Records from a collection of figures:
— Start —
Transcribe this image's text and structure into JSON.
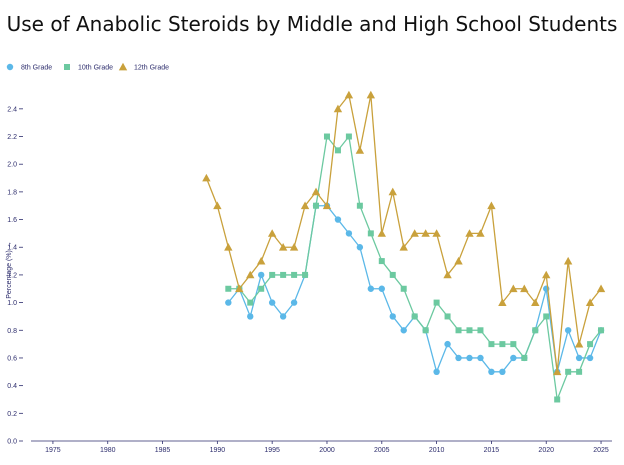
{
  "chart_data": {
    "type": "line",
    "title": "Use of Anabolic Steroids by Middle and High School Students",
    "xlabel": "",
    "ylabel": "Percentage (%) →",
    "xlim": [
      1973,
      2026
    ],
    "ylim": [
      0,
      2.5
    ],
    "xticks": [
      1975,
      1980,
      1985,
      1990,
      1995,
      2000,
      2005,
      2010,
      2015,
      2020,
      2025
    ],
    "yticks": [
      0.0,
      0.2,
      0.4,
      0.6,
      0.8,
      1.0,
      1.2,
      1.4,
      1.6,
      1.8,
      2.0,
      2.2,
      2.4
    ],
    "ytick_labels": [
      "0.0",
      "0.2",
      "0.4",
      "0.6",
      "0.8",
      "1.0",
      "1.2",
      "1.4",
      "1.6",
      "1.8",
      "2.0",
      "2.2",
      "2.4"
    ],
    "legend_position": "top-left",
    "series": [
      {
        "name": "8th Grade",
        "marker": "circle",
        "color": "#5bb8e8",
        "x": [
          1991,
          1992,
          1993,
          1994,
          1995,
          1996,
          1997,
          1998,
          1999,
          2000,
          2001,
          2002,
          2003,
          2004,
          2005,
          2006,
          2007,
          2008,
          2009,
          2010,
          2011,
          2012,
          2013,
          2014,
          2015,
          2016,
          2017,
          2018,
          2019,
          2020,
          2021,
          2022,
          2023,
          2024,
          2025
        ],
        "values": [
          1.0,
          1.1,
          0.9,
          1.2,
          1.0,
          0.9,
          1.0,
          1.2,
          1.7,
          1.7,
          1.6,
          1.5,
          1.4,
          1.1,
          1.1,
          0.9,
          0.8,
          0.9,
          0.8,
          0.5,
          0.7,
          0.6,
          0.6,
          0.6,
          0.5,
          0.5,
          0.6,
          0.6,
          0.8,
          1.1,
          0.5,
          0.8,
          0.6,
          0.6,
          0.8
        ]
      },
      {
        "name": "10th Grade",
        "marker": "square",
        "color": "#6cc9a0",
        "x": [
          1991,
          1992,
          1993,
          1994,
          1995,
          1996,
          1997,
          1998,
          1999,
          2000,
          2001,
          2002,
          2003,
          2004,
          2005,
          2006,
          2007,
          2008,
          2009,
          2010,
          2011,
          2012,
          2013,
          2014,
          2015,
          2016,
          2017,
          2018,
          2019,
          2020,
          2021,
          2022,
          2023,
          2024,
          2025
        ],
        "values": [
          1.1,
          1.1,
          1.0,
          1.1,
          1.2,
          1.2,
          1.2,
          1.2,
          1.7,
          2.2,
          2.1,
          2.2,
          1.7,
          1.5,
          1.3,
          1.2,
          1.1,
          0.9,
          0.8,
          1.0,
          0.9,
          0.8,
          0.8,
          0.8,
          0.7,
          0.7,
          0.7,
          0.6,
          0.8,
          0.9,
          0.3,
          0.5,
          0.5,
          0.7,
          0.8
        ]
      },
      {
        "name": "12th Grade",
        "marker": "triangle",
        "color": "#c9a13c",
        "x": [
          1989,
          1990,
          1991,
          1992,
          1993,
          1994,
          1995,
          1996,
          1997,
          1998,
          1999,
          2000,
          2001,
          2002,
          2003,
          2004,
          2005,
          2006,
          2007,
          2008,
          2009,
          2010,
          2011,
          2012,
          2013,
          2014,
          2015,
          2016,
          2017,
          2018,
          2019,
          2020,
          2021,
          2022,
          2023,
          2024,
          2025
        ],
        "values": [
          1.9,
          1.7,
          1.4,
          1.1,
          1.2,
          1.3,
          1.5,
          1.4,
          1.4,
          1.7,
          1.8,
          1.7,
          2.4,
          2.5,
          2.1,
          2.5,
          1.5,
          1.8,
          1.4,
          1.5,
          1.5,
          1.5,
          1.2,
          1.3,
          1.5,
          1.5,
          1.7,
          1.0,
          1.1,
          1.1,
          1.0,
          1.2,
          0.5,
          1.3,
          0.7,
          1.0,
          1.1
        ]
      }
    ]
  }
}
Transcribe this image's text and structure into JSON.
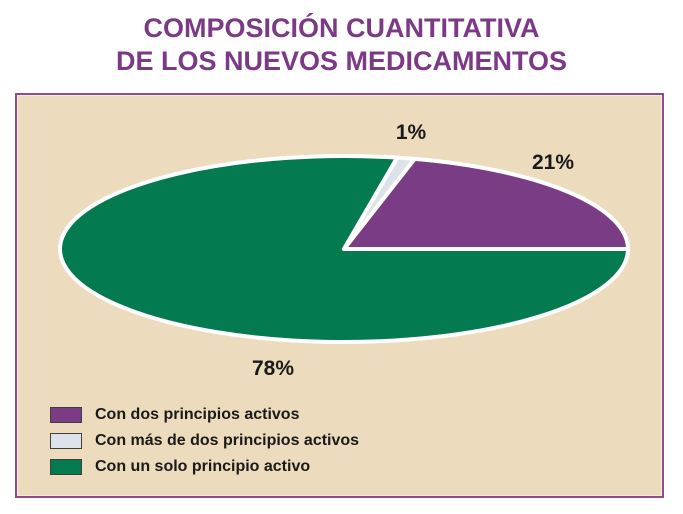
{
  "title": {
    "line1": "COMPOSICIÓN CUANTITATIVA",
    "line2": "DE LOS NUEVOS MEDICAMENTOS"
  },
  "colors": {
    "title_text": "#7c3a86",
    "panel_background": "#ecdbbc",
    "panel_border": "#8d4b91",
    "slice_separator": "#ffffff",
    "label_text": "#1a1a1a"
  },
  "chart_data": {
    "type": "pie",
    "title": "COMPOSICIÓN CUANTITATIVA DE LOS NUEVOS MEDICAMENTOS",
    "shape": "ellipse",
    "start_angle_deg": 0,
    "direction": "counterclockwise",
    "legend_position": "bottom-left",
    "slices": [
      {
        "label": "Con dos principios activos",
        "value": 21,
        "display": "21%",
        "color": "#7a3c85"
      },
      {
        "label": "Con más de dos principios activos",
        "value": 1,
        "display": "1%",
        "color": "#dce3e8"
      },
      {
        "label": "Con un solo principio activo",
        "value": 78,
        "display": "78%",
        "color": "#047a50"
      }
    ]
  }
}
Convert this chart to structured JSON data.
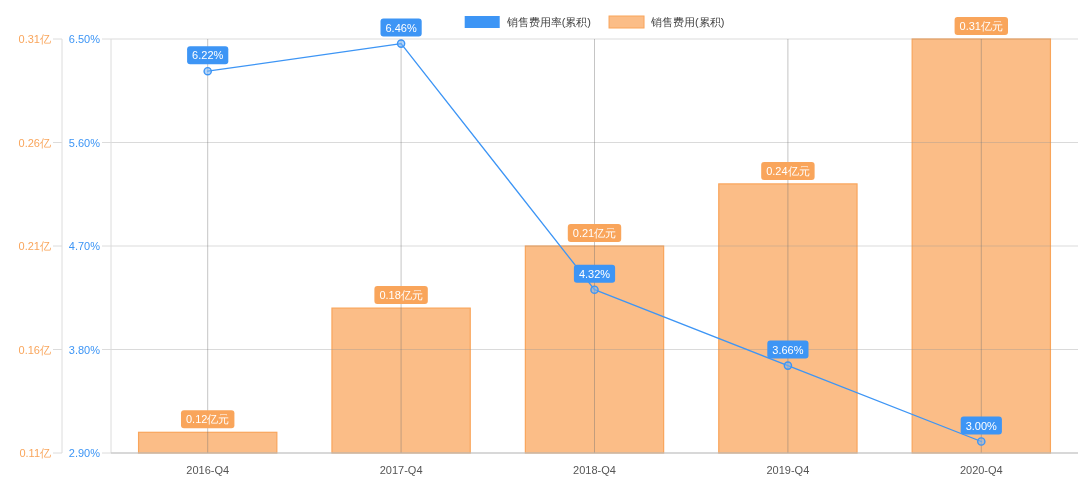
{
  "chart_data": {
    "type": "bar",
    "categories": [
      "2016-Q4",
      "2017-Q4",
      "2018-Q4",
      "2019-Q4",
      "2020-Q4"
    ],
    "series": [
      {
        "name": "销售费用率(累积)",
        "type": "line",
        "axis": "y2",
        "color": "#3d95f5",
        "values": [
          6.22,
          6.46,
          4.32,
          3.66,
          3.0
        ],
        "value_labels": [
          "6.22%",
          "6.46%",
          "4.32%",
          "3.66%",
          "3.00%"
        ]
      },
      {
        "name": "销售费用(累积)",
        "axis": "y",
        "color": "#fbbd87",
        "values": [
          0.12,
          0.18,
          0.21,
          0.24,
          0.31
        ],
        "value_labels": [
          "0.12亿元",
          "0.18亿元",
          "0.21亿元",
          "0.24亿元",
          "0.31亿元"
        ]
      }
    ],
    "ylim": [
      0.11,
      0.31
    ],
    "yticks": [
      {
        "value": 0.11,
        "label": "0.11亿"
      },
      {
        "value": 0.16,
        "label": "0.16亿"
      },
      {
        "value": 0.21,
        "label": "0.21亿"
      },
      {
        "value": 0.26,
        "label": "0.26亿"
      },
      {
        "value": 0.31,
        "label": "0.31亿"
      }
    ],
    "y2lim": [
      2.9,
      6.5
    ],
    "y2ticks": [
      {
        "value": 2.9,
        "label": "2.90%"
      },
      {
        "value": 3.8,
        "label": "3.80%"
      },
      {
        "value": 4.7,
        "label": "4.70%"
      },
      {
        "value": 5.6,
        "label": "5.60%"
      },
      {
        "value": 6.5,
        "label": "6.50%"
      }
    ],
    "grid": true,
    "legend": "top",
    "marker": "circle"
  }
}
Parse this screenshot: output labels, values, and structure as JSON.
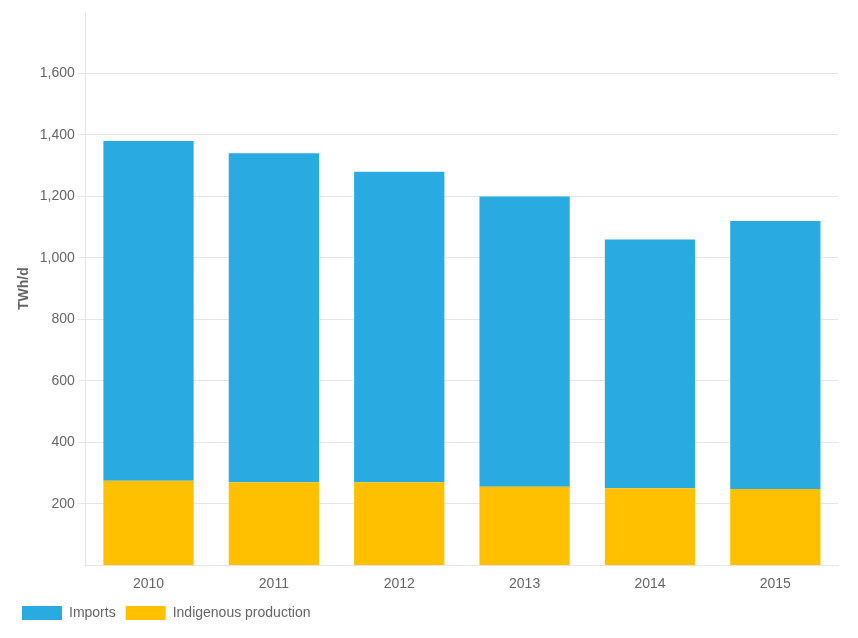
{
  "chart_data": {
    "type": "bar",
    "stacked": true,
    "categories": [
      "2010",
      "2011",
      "2012",
      "2013",
      "2014",
      "2015"
    ],
    "series": [
      {
        "name": "Indigenous production",
        "color": "#FFC000",
        "values": [
          275,
          270,
          270,
          255,
          250,
          248
        ]
      },
      {
        "name": "Imports",
        "color": "#29ABE2",
        "values": [
          1105,
          1070,
          1010,
          945,
          810,
          872
        ]
      }
    ],
    "ylabel": "TWh/d",
    "ylim": [
      0,
      1800
    ],
    "yticks": [
      200,
      400,
      600,
      800,
      {
        "value": 1000,
        "label": "1,000"
      },
      {
        "value": 1200,
        "label": "1,200"
      },
      {
        "value": 1400,
        "label": "1,400"
      },
      {
        "value": 1600,
        "label": "1,600"
      }
    ],
    "grid": true,
    "legend": "lower left"
  }
}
— End —
Written instruction: Give all the entries again exactly, dropping each picture.

Correct answer:
Transcribe this image's text and structure into JSON.
{
  "chart_data": {
    "type": "line",
    "title": "Use of Anabolic Steroids by Middle and High School Students",
    "xlabel": "",
    "ylabel": "Percentage (%) →",
    "xlim": [
      1973,
      2026
    ],
    "ylim": [
      0,
      2.5
    ],
    "xticks": [
      1975,
      1980,
      1985,
      1990,
      1995,
      2000,
      2005,
      2010,
      2015,
      2020,
      2025
    ],
    "yticks": [
      0.0,
      0.2,
      0.4,
      0.6,
      0.8,
      1.0,
      1.2,
      1.4,
      1.6,
      1.8,
      2.0,
      2.2,
      2.4
    ],
    "ytick_labels": [
      "0.0",
      "0.2",
      "0.4",
      "0.6",
      "0.8",
      "1.0",
      "1.2",
      "1.4",
      "1.6",
      "1.8",
      "2.0",
      "2.2",
      "2.4"
    ],
    "legend_position": "top-left",
    "series": [
      {
        "name": "8th Grade",
        "marker": "circle",
        "color": "#5bb8e8",
        "x": [
          1991,
          1992,
          1993,
          1994,
          1995,
          1996,
          1997,
          1998,
          1999,
          2000,
          2001,
          2002,
          2003,
          2004,
          2005,
          2006,
          2007,
          2008,
          2009,
          2010,
          2011,
          2012,
          2013,
          2014,
          2015,
          2016,
          2017,
          2018,
          2019,
          2020,
          2021,
          2022,
          2023,
          2024,
          2025
        ],
        "values": [
          1.0,
          1.1,
          0.9,
          1.2,
          1.0,
          0.9,
          1.0,
          1.2,
          1.7,
          1.7,
          1.6,
          1.5,
          1.4,
          1.1,
          1.1,
          0.9,
          0.8,
          0.9,
          0.8,
          0.5,
          0.7,
          0.6,
          0.6,
          0.6,
          0.5,
          0.5,
          0.6,
          0.6,
          0.8,
          1.1,
          0.5,
          0.8,
          0.6,
          0.6,
          0.8
        ]
      },
      {
        "name": "10th Grade",
        "marker": "square",
        "color": "#6cc9a0",
        "x": [
          1991,
          1992,
          1993,
          1994,
          1995,
          1996,
          1997,
          1998,
          1999,
          2000,
          2001,
          2002,
          2003,
          2004,
          2005,
          2006,
          2007,
          2008,
          2009,
          2010,
          2011,
          2012,
          2013,
          2014,
          2015,
          2016,
          2017,
          2018,
          2019,
          2020,
          2021,
          2022,
          2023,
          2024,
          2025
        ],
        "values": [
          1.1,
          1.1,
          1.0,
          1.1,
          1.2,
          1.2,
          1.2,
          1.2,
          1.7,
          2.2,
          2.1,
          2.2,
          1.7,
          1.5,
          1.3,
          1.2,
          1.1,
          0.9,
          0.8,
          1.0,
          0.9,
          0.8,
          0.8,
          0.8,
          0.7,
          0.7,
          0.7,
          0.6,
          0.8,
          0.9,
          0.3,
          0.5,
          0.5,
          0.7,
          0.8
        ]
      },
      {
        "name": "12th Grade",
        "marker": "triangle",
        "color": "#c9a13c",
        "x": [
          1989,
          1990,
          1991,
          1992,
          1993,
          1994,
          1995,
          1996,
          1997,
          1998,
          1999,
          2000,
          2001,
          2002,
          2003,
          2004,
          2005,
          2006,
          2007,
          2008,
          2009,
          2010,
          2011,
          2012,
          2013,
          2014,
          2015,
          2016,
          2017,
          2018,
          2019,
          2020,
          2021,
          2022,
          2023,
          2024,
          2025
        ],
        "values": [
          1.9,
          1.7,
          1.4,
          1.1,
          1.2,
          1.3,
          1.5,
          1.4,
          1.4,
          1.7,
          1.8,
          1.7,
          2.4,
          2.5,
          2.1,
          2.5,
          1.5,
          1.8,
          1.4,
          1.5,
          1.5,
          1.5,
          1.2,
          1.3,
          1.5,
          1.5,
          1.7,
          1.0,
          1.1,
          1.1,
          1.0,
          1.2,
          0.5,
          1.3,
          0.7,
          1.0,
          1.1
        ]
      }
    ]
  }
}
Transcribe this image's text and structure into JSON.
{
  "title": {
    "line1": "COMPOSICIÓN CUANTITATIVA",
    "line2": "DE LOS NUEVOS MEDICAMENTOS"
  },
  "colors": {
    "title_text": "#7c3a86",
    "panel_background": "#ecdbbc",
    "panel_border": "#8d4b91",
    "slice_separator": "#ffffff",
    "label_text": "#1a1a1a"
  },
  "chart_data": {
    "type": "pie",
    "title": "COMPOSICIÓN CUANTITATIVA DE LOS NUEVOS MEDICAMENTOS",
    "shape": "ellipse",
    "start_angle_deg": 0,
    "direction": "counterclockwise",
    "legend_position": "bottom-left",
    "slices": [
      {
        "label": "Con dos principios activos",
        "value": 21,
        "display": "21%",
        "color": "#7a3c85"
      },
      {
        "label": "Con más de dos principios activos",
        "value": 1,
        "display": "1%",
        "color": "#dce3e8"
      },
      {
        "label": "Con un solo principio activo",
        "value": 78,
        "display": "78%",
        "color": "#047a50"
      }
    ]
  }
}
Convert this chart to structured JSON data.
{
  "chart_data": {
    "type": "bar",
    "categories": [
      "2016-Q4",
      "2017-Q4",
      "2018-Q4",
      "2019-Q4",
      "2020-Q4"
    ],
    "series": [
      {
        "name": "销售费用率(累积)",
        "type": "line",
        "axis": "y2",
        "color": "#3d95f5",
        "values": [
          6.22,
          6.46,
          4.32,
          3.66,
          3.0
        ],
        "value_labels": [
          "6.22%",
          "6.46%",
          "4.32%",
          "3.66%",
          "3.00%"
        ]
      },
      {
        "name": "销售费用(累积)",
        "axis": "y",
        "color": "#fbbd87",
        "values": [
          0.12,
          0.18,
          0.21,
          0.24,
          0.31
        ],
        "value_labels": [
          "0.12亿元",
          "0.18亿元",
          "0.21亿元",
          "0.24亿元",
          "0.31亿元"
        ]
      }
    ],
    "ylim": [
      0.11,
      0.31
    ],
    "yticks": [
      {
        "value": 0.11,
        "label": "0.11亿"
      },
      {
        "value": 0.16,
        "label": "0.16亿"
      },
      {
        "value": 0.21,
        "label": "0.21亿"
      },
      {
        "value": 0.26,
        "label": "0.26亿"
      },
      {
        "value": 0.31,
        "label": "0.31亿"
      }
    ],
    "y2lim": [
      2.9,
      6.5
    ],
    "y2ticks": [
      {
        "value": 2.9,
        "label": "2.90%"
      },
      {
        "value": 3.8,
        "label": "3.80%"
      },
      {
        "value": 4.7,
        "label": "4.70%"
      },
      {
        "value": 5.6,
        "label": "5.60%"
      },
      {
        "value": 6.5,
        "label": "6.50%"
      }
    ],
    "grid": true,
    "legend": "top",
    "marker": "circle"
  }
}
Parse this screenshot: output labels, values, and structure as JSON.
{
  "chart_data": {
    "type": "bar",
    "stacked": true,
    "categories": [
      "2010",
      "2011",
      "2012",
      "2013",
      "2014",
      "2015"
    ],
    "series": [
      {
        "name": "Indigenous production",
        "color": "#FFC000",
        "values": [
          275,
          270,
          270,
          255,
          250,
          248
        ]
      },
      {
        "name": "Imports",
        "color": "#29ABE2",
        "values": [
          1105,
          1070,
          1010,
          945,
          810,
          872
        ]
      }
    ],
    "ylabel": "TWh/d",
    "ylim": [
      0,
      1800
    ],
    "yticks": [
      200,
      400,
      600,
      800,
      {
        "value": 1000,
        "label": "1,000"
      },
      {
        "value": 1200,
        "label": "1,200"
      },
      {
        "value": 1400,
        "label": "1,400"
      },
      {
        "value": 1600,
        "label": "1,600"
      }
    ],
    "grid": true,
    "legend": "lower left"
  }
}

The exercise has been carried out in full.